[Stored data]

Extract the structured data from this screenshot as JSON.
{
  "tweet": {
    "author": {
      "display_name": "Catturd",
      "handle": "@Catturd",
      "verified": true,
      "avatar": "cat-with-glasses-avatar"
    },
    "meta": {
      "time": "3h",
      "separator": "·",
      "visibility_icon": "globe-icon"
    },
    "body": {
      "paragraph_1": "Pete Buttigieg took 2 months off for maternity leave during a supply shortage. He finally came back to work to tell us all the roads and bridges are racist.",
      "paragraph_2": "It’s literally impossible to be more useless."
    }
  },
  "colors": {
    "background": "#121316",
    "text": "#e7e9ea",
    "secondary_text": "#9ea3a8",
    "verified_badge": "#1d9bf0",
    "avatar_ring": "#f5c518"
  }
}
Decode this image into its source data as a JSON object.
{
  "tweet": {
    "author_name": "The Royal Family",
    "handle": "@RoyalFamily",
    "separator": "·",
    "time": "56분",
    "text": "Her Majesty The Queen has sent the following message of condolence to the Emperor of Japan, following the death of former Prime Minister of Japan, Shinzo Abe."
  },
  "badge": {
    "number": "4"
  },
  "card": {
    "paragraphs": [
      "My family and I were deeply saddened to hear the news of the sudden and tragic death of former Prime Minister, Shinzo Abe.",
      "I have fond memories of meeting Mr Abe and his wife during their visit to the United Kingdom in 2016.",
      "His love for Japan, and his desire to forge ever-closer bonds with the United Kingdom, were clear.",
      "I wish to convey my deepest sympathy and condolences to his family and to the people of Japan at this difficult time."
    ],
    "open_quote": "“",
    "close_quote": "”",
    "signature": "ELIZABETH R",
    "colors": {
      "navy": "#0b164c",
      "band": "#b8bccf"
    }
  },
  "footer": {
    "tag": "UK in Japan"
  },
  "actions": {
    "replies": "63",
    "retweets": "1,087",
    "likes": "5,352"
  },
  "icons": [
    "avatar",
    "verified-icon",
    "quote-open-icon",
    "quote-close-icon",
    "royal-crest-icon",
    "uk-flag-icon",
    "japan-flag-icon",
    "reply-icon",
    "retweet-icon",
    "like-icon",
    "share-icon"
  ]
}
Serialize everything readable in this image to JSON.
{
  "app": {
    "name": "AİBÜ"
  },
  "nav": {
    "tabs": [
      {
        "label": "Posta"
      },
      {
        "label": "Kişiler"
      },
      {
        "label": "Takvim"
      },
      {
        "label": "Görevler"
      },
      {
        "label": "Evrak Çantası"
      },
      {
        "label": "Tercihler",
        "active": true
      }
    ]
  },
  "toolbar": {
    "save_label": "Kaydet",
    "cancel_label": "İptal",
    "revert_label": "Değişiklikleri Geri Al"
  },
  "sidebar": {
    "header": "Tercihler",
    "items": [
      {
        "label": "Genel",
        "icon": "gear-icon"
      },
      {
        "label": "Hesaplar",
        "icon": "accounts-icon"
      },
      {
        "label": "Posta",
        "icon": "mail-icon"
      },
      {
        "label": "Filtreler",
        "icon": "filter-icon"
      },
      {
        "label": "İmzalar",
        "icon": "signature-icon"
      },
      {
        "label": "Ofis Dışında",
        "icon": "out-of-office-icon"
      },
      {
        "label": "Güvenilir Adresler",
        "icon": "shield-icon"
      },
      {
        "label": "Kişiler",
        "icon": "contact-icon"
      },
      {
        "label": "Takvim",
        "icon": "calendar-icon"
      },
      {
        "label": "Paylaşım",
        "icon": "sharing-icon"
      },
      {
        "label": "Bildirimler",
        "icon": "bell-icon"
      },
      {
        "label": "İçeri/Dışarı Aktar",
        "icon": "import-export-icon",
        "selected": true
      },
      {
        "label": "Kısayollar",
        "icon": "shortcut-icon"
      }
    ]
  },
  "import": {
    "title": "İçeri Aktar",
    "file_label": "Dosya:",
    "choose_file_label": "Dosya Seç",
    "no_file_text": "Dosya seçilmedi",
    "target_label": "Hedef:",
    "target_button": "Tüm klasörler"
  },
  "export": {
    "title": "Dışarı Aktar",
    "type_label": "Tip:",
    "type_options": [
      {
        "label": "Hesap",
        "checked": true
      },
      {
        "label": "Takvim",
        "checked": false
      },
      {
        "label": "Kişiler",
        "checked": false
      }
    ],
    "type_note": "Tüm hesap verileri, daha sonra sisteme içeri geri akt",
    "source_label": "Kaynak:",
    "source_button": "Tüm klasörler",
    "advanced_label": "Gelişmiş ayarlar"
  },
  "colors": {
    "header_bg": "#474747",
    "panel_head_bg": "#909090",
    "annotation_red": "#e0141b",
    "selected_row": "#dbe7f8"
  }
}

TASK DESCRIPTION: Repeat all of the records above exactly as they appear.

EXERCISE SOLUTION:
Extract the structured data from this screenshot as JSON.
{
  "tweet": {
    "author": {
      "display_name": "Catturd",
      "handle": "@Catturd",
      "verified": true,
      "avatar": "cat-with-glasses-avatar"
    },
    "meta": {
      "time": "3h",
      "separator": "·",
      "visibility_icon": "globe-icon"
    },
    "body": {
      "paragraph_1": "Pete Buttigieg took 2 months off for maternity leave during a supply shortage. He finally came back to work to tell us all the roads and bridges are racist.",
      "paragraph_2": "It’s literally impossible to be more useless."
    }
  },
  "colors": {
    "background": "#121316",
    "text": "#e7e9ea",
    "secondary_text": "#9ea3a8",
    "verified_badge": "#1d9bf0",
    "avatar_ring": "#f5c518"
  }
}
Decode this image into its source data as a JSON object.
{
  "tweet": {
    "author_name": "The Royal Family",
    "handle": "@RoyalFamily",
    "separator": "·",
    "time": "56분",
    "text": "Her Majesty The Queen has sent the following message of condolence to the Emperor of Japan, following the death of former Prime Minister of Japan, Shinzo Abe."
  },
  "badge": {
    "number": "4"
  },
  "card": {
    "paragraphs": [
      "My family and I were deeply saddened to hear the news of the sudden and tragic death of former Prime Minister, Shinzo Abe.",
      "I have fond memories of meeting Mr Abe and his wife during their visit to the United Kingdom in 2016.",
      "His love for Japan, and his desire to forge ever-closer bonds with the United Kingdom, were clear.",
      "I wish to convey my deepest sympathy and condolences to his family and to the people of Japan at this difficult time."
    ],
    "open_quote": "“",
    "close_quote": "”",
    "signature": "ELIZABETH R",
    "colors": {
      "navy": "#0b164c",
      "band": "#b8bccf"
    }
  },
  "footer": {
    "tag": "UK in Japan"
  },
  "actions": {
    "replies": "63",
    "retweets": "1,087",
    "likes": "5,352"
  },
  "icons": [
    "avatar",
    "verified-icon",
    "quote-open-icon",
    "quote-close-icon",
    "royal-crest-icon",
    "uk-flag-icon",
    "japan-flag-icon",
    "reply-icon",
    "retweet-icon",
    "like-icon",
    "share-icon"
  ]
}
Serialize everything readable in this image to JSON.
{
  "app": {
    "name": "AİBÜ"
  },
  "nav": {
    "tabs": [
      {
        "label": "Posta"
      },
      {
        "label": "Kişiler"
      },
      {
        "label": "Takvim"
      },
      {
        "label": "Görevler"
      },
      {
        "label": "Evrak Çantası"
      },
      {
        "label": "Tercihler",
        "active": true
      }
    ]
  },
  "toolbar": {
    "save_label": "Kaydet",
    "cancel_label": "İptal",
    "revert_label": "Değişiklikleri Geri Al"
  },
  "sidebar": {
    "header": "Tercihler",
    "items": [
      {
        "label": "Genel",
        "icon": "gear-icon"
      },
      {
        "label": "Hesaplar",
        "icon": "accounts-icon"
      },
      {
        "label": "Posta",
        "icon": "mail-icon"
      },
      {
        "label": "Filtreler",
        "icon": "filter-icon"
      },
      {
        "label": "İmzalar",
        "icon": "signature-icon"
      },
      {
        "label": "Ofis Dışında",
        "icon": "out-of-office-icon"
      },
      {
        "label": "Güvenilir Adresler",
        "icon": "shield-icon"
      },
      {
        "label": "Kişiler",
        "icon": "contact-icon"
      },
      {
        "label": "Takvim",
        "icon": "calendar-icon"
      },
      {
        "label": "Paylaşım",
        "icon": "sharing-icon"
      },
      {
        "label": "Bildirimler",
        "icon": "bell-icon"
      },
      {
        "label": "İçeri/Dışarı Aktar",
        "icon": "import-export-icon",
        "selected": true
      },
      {
        "label": "Kısayollar",
        "icon": "shortcut-icon"
      }
    ]
  },
  "import": {
    "title": "İçeri Aktar",
    "file_label": "Dosya:",
    "choose_file_label": "Dosya Seç",
    "no_file_text": "Dosya seçilmedi",
    "target_label": "Hedef:",
    "target_button": "Tüm klasörler"
  },
  "export": {
    "title": "Dışarı Aktar",
    "type_label": "Tip:",
    "type_options": [
      {
        "label": "Hesap",
        "checked": true
      },
      {
        "label": "Takvim",
        "checked": false
      },
      {
        "label": "Kişiler",
        "checked": false
      }
    ],
    "type_note": "Tüm hesap verileri, daha sonra sisteme içeri geri akt",
    "source_label": "Kaynak:",
    "source_button": "Tüm klasörler",
    "advanced_label": "Gelişmiş ayarlar"
  },
  "colors": {
    "header_bg": "#474747",
    "panel_head_bg": "#909090",
    "annotation_red": "#e0141b",
    "selected_row": "#dbe7f8"
  }
}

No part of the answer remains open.